— Given task —
Exact repetition is required: output every record in full.

(Extracted records)
□ □ □ □
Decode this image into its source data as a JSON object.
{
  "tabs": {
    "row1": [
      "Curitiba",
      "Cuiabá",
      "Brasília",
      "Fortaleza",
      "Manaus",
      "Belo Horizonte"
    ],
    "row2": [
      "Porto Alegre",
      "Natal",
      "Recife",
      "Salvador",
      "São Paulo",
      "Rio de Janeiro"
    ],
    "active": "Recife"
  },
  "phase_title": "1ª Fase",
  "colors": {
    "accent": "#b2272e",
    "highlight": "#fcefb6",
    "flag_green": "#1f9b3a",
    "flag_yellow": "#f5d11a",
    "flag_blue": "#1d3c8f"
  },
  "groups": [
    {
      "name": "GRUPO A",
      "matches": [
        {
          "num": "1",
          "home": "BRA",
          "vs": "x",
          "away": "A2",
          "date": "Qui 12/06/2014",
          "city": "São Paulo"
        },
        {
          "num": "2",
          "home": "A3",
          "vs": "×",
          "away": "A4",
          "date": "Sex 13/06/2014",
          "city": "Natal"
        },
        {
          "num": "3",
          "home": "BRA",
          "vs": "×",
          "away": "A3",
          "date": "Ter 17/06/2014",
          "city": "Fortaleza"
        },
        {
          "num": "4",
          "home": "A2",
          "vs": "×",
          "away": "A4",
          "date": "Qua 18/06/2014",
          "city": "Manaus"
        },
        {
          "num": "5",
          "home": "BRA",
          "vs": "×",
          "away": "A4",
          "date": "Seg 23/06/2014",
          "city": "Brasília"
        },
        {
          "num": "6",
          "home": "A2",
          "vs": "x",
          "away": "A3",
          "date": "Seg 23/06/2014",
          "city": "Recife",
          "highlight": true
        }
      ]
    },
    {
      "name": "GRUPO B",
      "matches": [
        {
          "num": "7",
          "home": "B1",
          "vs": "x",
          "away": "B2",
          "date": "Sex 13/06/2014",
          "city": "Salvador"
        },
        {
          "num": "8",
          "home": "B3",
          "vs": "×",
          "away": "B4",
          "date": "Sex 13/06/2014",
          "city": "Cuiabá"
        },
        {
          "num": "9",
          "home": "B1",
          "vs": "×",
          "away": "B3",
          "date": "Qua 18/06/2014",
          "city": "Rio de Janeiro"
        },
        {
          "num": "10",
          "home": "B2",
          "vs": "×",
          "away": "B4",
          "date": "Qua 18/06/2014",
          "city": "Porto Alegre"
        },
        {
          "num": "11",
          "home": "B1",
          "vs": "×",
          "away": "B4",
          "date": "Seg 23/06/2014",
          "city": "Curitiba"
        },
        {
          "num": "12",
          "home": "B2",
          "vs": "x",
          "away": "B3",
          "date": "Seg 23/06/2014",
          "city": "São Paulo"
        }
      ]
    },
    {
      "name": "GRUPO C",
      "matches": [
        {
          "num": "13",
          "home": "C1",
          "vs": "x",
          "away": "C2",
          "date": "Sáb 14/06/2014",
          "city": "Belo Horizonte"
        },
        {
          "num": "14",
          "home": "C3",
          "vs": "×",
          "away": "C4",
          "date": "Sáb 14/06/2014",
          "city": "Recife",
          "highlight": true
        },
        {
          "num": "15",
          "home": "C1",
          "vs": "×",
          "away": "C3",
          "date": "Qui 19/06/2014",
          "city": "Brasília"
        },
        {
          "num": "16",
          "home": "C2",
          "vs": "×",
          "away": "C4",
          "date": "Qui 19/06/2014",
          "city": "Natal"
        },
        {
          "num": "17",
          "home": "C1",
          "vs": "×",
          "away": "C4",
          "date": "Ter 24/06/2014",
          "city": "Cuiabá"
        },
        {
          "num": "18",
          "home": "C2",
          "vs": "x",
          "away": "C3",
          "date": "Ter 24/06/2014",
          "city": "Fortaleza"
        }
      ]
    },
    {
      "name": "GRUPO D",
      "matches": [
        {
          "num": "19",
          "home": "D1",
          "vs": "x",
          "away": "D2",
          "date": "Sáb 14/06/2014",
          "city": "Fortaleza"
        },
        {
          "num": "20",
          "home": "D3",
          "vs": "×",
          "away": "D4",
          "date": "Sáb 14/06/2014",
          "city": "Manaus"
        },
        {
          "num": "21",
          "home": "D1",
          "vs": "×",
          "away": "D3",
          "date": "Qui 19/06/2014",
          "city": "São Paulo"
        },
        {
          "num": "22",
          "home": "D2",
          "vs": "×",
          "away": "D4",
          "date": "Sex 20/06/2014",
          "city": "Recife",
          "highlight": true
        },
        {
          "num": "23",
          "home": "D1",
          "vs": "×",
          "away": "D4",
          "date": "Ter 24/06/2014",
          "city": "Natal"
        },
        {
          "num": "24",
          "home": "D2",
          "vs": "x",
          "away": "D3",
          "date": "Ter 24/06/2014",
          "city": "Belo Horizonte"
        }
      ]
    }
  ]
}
□ □ □ □
— Problem solution —
Decode this image into its source data as a JSON object.
{
  "tabs": {
    "row1": [
      "Curitiba",
      "Cuiabá",
      "Brasília",
      "Fortaleza",
      "Manaus",
      "Belo Horizonte"
    ],
    "row2": [
      "Porto Alegre",
      "Natal",
      "Recife",
      "Salvador",
      "São Paulo",
      "Rio de Janeiro"
    ],
    "active": "Recife"
  },
  "phase_title": "1ª Fase",
  "colors": {
    "accent": "#b2272e",
    "highlight": "#fcefb6",
    "flag_green": "#1f9b3a",
    "flag_yellow": "#f5d11a",
    "flag_blue": "#1d3c8f"
  },
  "groups": [
    {
      "name": "GRUPO A",
      "matches": [
        {
          "num": "1",
          "home": "BRA",
          "vs": "x",
          "away": "A2",
          "date": "Qui 12/06/2014",
          "city": "São Paulo"
        },
        {
          "num": "2",
          "home": "A3",
          "vs": "×",
          "away": "A4",
          "date": "Sex 13/06/2014",
          "city": "Natal"
        },
        {
          "num": "3",
          "home": "BRA",
          "vs": "×",
          "away": "A3",
          "date": "Ter 17/06/2014",
          "city": "Fortaleza"
        },
        {
          "num": "4",
          "home": "A2",
          "vs": "×",
          "away": "A4",
          "date": "Qua 18/06/2014",
          "city": "Manaus"
        },
        {
          "num": "5",
          "home": "BRA",
          "vs": "×",
          "away": "A4",
          "date": "Seg 23/06/2014",
          "city": "Brasília"
        },
        {
          "num": "6",
          "home": "A2",
          "vs": "x",
          "away": "A3",
          "date": "Seg 23/06/2014",
          "city": "Recife",
          "highlight": true
        }
      ]
    },
    {
      "name": "GRUPO B",
      "matches": [
        {
          "num": "7",
          "home": "B1",
          "vs": "x",
          "away": "B2",
          "date": "Sex 13/06/2014",
          "city": "Salvador"
        },
        {
          "num": "8",
          "home": "B3",
          "vs": "×",
          "away": "B4",
          "date": "Sex 13/06/2014",
          "city": "Cuiabá"
        },
        {
          "num": "9",
          "home": "B1",
          "vs": "×",
          "away": "B3",
          "date": "Qua 18/06/2014",
          "city": "Rio de Janeiro"
        },
        {
          "num": "10",
          "home": "B2",
          "vs": "×",
          "away": "B4",
          "date": "Qua 18/06/2014",
          "city": "Porto Alegre"
        },
        {
          "num": "11",
          "home": "B1",
          "vs": "×",
          "away": "B4",
          "date": "Seg 23/06/2014",
          "city": "Curitiba"
        },
        {
          "num": "12",
          "home": "B2",
          "vs": "x",
          "away": "B3",
          "date": "Seg 23/06/2014",
          "city": "São Paulo"
        }
      ]
    },
    {
      "name": "GRUPO C",
      "matches": [
        {
          "num": "13",
          "home": "C1",
          "vs": "x",
          "away": "C2",
          "date": "Sáb 14/06/2014",
          "city": "Belo Horizonte"
        },
        {
          "num": "14",
          "home": "C3",
          "vs": "×",
          "away": "C4",
          "date": "Sáb 14/06/2014",
          "city": "Recife",
          "highlight": true
        },
        {
          "num": "15",
          "home": "C1",
          "vs": "×",
          "away": "C3",
          "date": "Qui 19/06/2014",
          "city": "Brasília"
        },
        {
          "num": "16",
          "home": "C2",
          "vs": "×",
          "away": "C4",
          "date": "Qui 19/06/2014",
          "city": "Natal"
        },
        {
          "num": "17",
          "home": "C1",
          "vs": "×",
          "away": "C4",
          "date": "Ter 24/06/2014",
          "city": "Cuiabá"
        },
        {
          "num": "18",
          "home": "C2",
          "vs": "x",
          "away": "C3",
          "date": "Ter 24/06/2014",
          "city": "Fortaleza"
        }
      ]
    },
    {
      "name": "GRUPO D",
      "matches": [
        {
          "num": "19",
          "home": "D1",
          "vs": "x",
          "away": "D2",
          "date": "Sáb 14/06/2014",
          "city": "Fortaleza"
        },
        {
          "num": "20",
          "home": "D3",
          "vs": "×",
          "away": "D4",
          "date": "Sáb 14/06/2014",
          "city": "Manaus"
        },
        {
          "num": "21",
          "home": "D1",
          "vs": "×",
          "away": "D3",
          "date": "Qui 19/06/2014",
          "city": "São Paulo"
        },
        {
          "num": "22",
          "home": "D2",
          "vs": "×",
          "away": "D4",
          "date": "Sex 20/06/2014",
          "city": "Recife",
          "highlight": true
        },
        {
          "num": "23",
          "home": "D1",
          "vs": "×",
          "away": "D4",
          "date": "Ter 24/06/2014",
          "city": "Natal"
        },
        {
          "num": "24",
          "home": "D2",
          "vs": "x",
          "away": "D3",
          "date": "Ter 24/06/2014",
          "city": "Belo Horizonte"
        }
      ]
    }
  ]
}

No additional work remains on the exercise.